Exercise directions - Wherever the word "εργασίας" shows up in a line, please copy that line.

Supplied data -
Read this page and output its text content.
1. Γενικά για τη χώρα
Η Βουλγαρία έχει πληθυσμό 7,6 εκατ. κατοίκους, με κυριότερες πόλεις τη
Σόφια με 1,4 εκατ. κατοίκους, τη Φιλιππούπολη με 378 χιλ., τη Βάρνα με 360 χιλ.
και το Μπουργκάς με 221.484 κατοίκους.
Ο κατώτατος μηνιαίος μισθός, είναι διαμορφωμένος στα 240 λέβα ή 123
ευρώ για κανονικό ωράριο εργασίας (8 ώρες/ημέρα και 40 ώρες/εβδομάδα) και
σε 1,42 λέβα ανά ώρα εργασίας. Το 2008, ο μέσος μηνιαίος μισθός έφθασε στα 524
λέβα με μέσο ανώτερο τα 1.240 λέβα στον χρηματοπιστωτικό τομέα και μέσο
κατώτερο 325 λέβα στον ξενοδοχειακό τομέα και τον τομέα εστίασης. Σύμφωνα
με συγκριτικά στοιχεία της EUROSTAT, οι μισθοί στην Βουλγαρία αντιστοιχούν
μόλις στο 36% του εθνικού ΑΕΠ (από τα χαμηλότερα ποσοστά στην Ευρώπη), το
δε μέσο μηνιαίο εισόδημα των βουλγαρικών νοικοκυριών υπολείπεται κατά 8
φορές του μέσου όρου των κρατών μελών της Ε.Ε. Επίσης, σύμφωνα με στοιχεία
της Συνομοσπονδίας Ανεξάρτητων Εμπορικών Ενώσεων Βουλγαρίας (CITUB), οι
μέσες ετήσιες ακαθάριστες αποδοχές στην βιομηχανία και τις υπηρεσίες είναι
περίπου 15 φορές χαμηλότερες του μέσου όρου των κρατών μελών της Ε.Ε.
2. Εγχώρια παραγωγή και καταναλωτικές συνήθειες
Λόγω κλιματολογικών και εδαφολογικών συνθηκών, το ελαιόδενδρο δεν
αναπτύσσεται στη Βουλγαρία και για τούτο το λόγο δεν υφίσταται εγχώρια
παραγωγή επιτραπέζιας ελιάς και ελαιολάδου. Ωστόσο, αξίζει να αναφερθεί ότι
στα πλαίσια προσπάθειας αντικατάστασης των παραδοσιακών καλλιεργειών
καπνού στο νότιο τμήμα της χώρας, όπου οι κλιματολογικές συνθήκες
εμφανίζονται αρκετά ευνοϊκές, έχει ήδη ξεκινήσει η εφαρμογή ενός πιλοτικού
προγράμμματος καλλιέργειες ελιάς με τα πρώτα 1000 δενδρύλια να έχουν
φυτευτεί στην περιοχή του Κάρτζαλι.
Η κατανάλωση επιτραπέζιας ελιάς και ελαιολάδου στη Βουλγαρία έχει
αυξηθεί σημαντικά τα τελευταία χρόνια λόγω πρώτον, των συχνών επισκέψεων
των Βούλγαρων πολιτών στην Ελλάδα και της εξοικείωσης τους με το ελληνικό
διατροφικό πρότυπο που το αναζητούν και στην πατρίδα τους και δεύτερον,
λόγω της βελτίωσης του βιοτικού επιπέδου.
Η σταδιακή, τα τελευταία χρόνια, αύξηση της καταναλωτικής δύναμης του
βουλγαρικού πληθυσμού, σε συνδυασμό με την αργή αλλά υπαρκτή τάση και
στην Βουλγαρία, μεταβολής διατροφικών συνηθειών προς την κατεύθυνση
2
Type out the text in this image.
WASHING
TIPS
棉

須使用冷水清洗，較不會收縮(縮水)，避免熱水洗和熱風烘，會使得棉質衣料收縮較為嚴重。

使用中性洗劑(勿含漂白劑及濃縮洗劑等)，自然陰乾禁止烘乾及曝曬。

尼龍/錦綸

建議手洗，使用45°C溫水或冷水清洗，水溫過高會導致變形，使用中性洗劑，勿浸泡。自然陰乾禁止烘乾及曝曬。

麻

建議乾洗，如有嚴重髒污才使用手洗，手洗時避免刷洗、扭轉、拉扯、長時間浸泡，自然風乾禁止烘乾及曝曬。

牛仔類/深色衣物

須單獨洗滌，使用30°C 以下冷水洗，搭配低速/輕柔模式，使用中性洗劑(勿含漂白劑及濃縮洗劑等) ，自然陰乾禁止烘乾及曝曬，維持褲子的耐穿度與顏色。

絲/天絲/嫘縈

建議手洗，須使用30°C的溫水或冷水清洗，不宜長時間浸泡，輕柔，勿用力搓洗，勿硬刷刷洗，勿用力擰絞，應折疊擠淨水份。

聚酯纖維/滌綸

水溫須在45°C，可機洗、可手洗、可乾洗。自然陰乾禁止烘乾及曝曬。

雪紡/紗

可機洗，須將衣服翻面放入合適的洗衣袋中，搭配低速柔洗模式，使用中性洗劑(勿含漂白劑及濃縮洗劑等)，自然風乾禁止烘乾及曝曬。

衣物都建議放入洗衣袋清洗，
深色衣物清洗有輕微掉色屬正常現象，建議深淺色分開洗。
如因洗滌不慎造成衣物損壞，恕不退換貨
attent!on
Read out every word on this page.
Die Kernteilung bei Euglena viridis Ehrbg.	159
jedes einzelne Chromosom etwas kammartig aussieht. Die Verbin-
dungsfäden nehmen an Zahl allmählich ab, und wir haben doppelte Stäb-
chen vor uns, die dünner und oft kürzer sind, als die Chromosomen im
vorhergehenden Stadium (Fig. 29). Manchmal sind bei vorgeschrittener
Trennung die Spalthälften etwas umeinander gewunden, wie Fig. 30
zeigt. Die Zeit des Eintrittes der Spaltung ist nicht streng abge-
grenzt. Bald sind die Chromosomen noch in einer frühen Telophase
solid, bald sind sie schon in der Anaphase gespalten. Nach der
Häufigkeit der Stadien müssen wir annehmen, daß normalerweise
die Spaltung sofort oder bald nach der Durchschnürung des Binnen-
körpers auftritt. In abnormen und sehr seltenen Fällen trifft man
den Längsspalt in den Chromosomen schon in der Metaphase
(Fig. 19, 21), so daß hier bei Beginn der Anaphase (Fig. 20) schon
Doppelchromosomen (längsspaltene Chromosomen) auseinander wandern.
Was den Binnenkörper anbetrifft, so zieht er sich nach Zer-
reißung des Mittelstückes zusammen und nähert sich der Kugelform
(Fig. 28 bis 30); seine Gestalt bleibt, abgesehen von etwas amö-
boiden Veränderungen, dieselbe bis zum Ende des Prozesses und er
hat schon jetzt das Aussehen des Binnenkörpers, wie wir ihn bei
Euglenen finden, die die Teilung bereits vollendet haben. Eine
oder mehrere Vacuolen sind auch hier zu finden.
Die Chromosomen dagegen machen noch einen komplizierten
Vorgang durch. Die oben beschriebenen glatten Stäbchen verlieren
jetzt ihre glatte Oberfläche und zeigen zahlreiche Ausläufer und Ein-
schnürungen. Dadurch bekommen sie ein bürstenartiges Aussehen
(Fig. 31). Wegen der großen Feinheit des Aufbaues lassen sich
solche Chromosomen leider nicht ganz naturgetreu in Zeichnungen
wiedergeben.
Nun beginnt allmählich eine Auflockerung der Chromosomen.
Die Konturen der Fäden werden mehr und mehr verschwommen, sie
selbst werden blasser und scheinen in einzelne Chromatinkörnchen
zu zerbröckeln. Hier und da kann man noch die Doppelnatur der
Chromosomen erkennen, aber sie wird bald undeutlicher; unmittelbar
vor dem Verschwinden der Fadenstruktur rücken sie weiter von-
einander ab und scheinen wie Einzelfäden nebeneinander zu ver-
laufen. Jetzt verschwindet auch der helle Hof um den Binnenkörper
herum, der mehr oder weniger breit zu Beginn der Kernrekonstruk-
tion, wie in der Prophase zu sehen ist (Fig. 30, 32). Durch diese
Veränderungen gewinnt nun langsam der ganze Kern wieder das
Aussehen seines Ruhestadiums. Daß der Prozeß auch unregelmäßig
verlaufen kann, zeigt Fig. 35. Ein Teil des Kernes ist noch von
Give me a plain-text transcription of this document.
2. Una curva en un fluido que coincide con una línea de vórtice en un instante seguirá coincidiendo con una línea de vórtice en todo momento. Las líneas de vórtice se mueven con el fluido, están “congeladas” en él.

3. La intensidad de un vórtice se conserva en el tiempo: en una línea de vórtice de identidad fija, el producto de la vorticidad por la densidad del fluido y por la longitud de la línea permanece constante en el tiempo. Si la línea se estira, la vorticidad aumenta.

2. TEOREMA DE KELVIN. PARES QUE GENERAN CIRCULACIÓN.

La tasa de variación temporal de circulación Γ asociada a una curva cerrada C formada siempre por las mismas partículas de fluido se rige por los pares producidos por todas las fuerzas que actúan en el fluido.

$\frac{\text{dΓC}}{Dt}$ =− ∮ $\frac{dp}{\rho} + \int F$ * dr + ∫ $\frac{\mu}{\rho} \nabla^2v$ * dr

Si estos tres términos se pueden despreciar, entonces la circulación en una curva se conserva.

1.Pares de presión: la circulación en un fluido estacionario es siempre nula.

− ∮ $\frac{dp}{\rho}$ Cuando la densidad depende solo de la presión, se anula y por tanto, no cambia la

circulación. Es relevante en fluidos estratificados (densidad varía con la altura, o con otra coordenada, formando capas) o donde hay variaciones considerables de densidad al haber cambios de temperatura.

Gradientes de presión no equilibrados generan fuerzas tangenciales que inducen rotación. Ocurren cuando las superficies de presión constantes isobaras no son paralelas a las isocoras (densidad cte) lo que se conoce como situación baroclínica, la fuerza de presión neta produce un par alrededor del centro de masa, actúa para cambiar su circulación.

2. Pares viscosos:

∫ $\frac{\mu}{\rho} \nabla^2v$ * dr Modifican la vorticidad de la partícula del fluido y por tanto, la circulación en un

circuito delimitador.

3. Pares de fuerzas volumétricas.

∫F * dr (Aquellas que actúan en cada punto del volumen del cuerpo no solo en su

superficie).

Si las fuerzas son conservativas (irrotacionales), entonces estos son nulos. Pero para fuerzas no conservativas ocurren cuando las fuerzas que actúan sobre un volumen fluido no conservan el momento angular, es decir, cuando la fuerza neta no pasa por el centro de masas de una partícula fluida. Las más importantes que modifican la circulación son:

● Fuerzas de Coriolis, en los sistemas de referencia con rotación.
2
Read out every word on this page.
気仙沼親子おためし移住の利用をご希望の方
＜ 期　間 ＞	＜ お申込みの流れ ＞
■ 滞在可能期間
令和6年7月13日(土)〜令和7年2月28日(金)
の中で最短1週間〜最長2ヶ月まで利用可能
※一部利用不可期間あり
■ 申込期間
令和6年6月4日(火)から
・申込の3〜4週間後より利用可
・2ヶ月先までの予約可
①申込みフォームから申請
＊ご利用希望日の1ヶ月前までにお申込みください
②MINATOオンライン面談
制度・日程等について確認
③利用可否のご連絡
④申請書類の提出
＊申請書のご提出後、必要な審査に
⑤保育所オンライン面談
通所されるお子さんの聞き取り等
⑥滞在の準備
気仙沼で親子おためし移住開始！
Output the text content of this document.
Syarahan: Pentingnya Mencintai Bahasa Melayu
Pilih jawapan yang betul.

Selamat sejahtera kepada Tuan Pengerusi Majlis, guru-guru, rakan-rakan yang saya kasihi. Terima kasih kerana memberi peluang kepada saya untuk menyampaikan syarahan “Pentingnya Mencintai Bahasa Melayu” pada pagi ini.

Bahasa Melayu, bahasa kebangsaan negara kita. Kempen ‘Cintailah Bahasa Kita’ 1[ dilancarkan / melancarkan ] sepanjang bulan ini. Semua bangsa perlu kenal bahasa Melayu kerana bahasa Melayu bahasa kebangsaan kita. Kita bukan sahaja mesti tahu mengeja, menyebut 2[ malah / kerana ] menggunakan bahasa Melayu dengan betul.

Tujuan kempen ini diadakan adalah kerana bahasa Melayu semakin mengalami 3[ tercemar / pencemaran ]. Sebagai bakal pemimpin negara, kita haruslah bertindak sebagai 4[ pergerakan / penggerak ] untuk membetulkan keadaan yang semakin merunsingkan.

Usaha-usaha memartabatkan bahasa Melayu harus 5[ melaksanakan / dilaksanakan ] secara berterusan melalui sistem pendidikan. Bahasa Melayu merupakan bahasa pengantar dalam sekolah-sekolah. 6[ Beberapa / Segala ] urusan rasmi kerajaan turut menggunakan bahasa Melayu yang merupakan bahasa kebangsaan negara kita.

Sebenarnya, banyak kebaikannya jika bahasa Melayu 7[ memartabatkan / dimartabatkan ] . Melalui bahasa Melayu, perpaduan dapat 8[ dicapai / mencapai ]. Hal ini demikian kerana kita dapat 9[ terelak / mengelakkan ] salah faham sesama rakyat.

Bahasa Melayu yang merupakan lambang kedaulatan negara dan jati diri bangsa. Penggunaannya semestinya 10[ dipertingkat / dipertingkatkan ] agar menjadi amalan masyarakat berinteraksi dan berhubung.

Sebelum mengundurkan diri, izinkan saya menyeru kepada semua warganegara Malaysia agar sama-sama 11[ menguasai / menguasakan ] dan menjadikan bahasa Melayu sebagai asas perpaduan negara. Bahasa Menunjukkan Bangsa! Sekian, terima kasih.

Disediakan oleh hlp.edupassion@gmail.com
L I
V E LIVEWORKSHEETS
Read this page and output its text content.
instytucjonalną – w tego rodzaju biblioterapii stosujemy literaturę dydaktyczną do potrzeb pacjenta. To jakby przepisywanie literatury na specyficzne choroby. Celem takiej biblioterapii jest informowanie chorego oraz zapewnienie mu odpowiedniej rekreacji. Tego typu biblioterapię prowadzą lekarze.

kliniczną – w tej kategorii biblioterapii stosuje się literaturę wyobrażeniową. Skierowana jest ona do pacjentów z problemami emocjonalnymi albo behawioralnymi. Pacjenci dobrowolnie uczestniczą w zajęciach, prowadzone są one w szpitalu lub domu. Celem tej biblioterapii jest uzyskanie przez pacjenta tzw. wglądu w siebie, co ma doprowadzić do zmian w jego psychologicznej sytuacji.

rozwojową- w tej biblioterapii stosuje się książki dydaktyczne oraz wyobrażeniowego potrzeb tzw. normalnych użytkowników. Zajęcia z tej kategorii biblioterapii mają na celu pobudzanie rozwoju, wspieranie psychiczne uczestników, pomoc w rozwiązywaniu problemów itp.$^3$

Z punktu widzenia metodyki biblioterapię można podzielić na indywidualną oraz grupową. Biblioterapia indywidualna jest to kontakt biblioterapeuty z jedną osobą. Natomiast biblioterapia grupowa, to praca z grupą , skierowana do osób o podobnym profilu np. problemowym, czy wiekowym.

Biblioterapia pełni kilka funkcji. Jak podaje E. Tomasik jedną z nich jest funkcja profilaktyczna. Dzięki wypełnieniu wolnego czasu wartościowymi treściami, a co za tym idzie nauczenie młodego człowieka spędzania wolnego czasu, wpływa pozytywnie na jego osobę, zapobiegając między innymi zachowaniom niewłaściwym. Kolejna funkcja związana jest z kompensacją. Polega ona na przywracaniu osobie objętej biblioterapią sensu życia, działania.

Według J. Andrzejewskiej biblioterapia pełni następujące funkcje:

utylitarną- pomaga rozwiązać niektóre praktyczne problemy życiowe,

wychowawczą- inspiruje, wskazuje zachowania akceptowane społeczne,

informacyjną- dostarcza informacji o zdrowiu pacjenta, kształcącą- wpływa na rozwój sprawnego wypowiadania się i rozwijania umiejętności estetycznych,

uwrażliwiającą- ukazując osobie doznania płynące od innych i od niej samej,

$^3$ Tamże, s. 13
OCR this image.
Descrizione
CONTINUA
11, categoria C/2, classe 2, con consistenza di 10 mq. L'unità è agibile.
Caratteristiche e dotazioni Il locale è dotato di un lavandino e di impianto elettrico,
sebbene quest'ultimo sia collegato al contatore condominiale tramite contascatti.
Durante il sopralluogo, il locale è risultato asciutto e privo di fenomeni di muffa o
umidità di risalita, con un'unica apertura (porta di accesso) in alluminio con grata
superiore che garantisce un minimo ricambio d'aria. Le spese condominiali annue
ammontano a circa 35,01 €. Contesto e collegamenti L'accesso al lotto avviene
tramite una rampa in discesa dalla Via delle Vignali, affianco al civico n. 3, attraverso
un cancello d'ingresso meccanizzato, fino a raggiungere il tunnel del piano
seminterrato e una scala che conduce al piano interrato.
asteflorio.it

Full solution -
ευρώ για κανονικό ωράριο εργασίας (8 ώρες/ημέρα και 40 ώρες/εβδομάδα) και
σε 1,42 λέβα ανά ώρα εργασίας. Το 2008, ο μέσος μηνιαίος μισθός έφθασε στα 524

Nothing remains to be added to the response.